**REQUIREMENT:**
Look through the records below, and copy out every line that holds the string "bytů".

**INPUT DATA:**
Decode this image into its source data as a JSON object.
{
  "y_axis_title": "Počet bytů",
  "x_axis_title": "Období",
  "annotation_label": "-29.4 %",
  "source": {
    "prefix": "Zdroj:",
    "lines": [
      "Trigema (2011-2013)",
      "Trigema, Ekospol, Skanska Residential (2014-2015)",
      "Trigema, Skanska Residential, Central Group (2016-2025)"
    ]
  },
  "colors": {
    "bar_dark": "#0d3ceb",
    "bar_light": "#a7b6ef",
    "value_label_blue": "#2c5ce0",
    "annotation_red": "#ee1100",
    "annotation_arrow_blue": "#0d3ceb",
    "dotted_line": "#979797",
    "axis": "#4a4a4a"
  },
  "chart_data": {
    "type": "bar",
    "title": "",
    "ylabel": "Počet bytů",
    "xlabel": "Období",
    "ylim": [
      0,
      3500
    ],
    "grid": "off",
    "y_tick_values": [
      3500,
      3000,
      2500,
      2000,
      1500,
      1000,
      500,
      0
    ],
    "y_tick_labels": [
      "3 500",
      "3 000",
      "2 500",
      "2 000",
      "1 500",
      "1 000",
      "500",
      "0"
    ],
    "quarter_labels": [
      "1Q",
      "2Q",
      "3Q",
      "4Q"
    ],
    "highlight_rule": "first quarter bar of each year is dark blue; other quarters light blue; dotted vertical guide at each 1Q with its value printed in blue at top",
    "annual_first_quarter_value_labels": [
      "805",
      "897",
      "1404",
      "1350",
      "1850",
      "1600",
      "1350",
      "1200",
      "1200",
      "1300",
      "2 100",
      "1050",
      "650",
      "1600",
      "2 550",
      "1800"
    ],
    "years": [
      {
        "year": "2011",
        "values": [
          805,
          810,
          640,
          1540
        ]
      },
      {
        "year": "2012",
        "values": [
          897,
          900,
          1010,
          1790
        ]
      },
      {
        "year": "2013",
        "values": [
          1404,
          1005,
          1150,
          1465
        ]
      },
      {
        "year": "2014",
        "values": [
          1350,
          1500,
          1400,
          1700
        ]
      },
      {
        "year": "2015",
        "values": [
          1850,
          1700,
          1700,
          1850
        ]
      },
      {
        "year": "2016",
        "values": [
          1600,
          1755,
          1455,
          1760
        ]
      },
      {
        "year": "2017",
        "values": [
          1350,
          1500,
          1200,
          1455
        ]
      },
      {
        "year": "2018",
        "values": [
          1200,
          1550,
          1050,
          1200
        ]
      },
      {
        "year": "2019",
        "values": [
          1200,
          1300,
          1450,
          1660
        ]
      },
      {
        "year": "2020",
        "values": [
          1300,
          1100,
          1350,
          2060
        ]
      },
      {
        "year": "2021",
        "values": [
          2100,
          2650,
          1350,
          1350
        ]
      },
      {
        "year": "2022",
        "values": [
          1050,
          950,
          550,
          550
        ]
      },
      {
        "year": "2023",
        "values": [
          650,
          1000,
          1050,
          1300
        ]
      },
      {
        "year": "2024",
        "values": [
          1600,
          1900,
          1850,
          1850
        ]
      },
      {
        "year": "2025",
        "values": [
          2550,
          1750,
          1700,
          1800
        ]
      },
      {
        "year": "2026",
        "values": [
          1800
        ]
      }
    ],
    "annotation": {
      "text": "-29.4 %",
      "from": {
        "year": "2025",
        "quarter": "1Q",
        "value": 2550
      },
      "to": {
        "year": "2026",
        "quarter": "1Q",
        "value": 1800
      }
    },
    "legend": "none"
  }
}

**COMPLETE OUTPUT:**
  "y_axis_title": "Počet bytů",
    "ylabel": "Počet bytů",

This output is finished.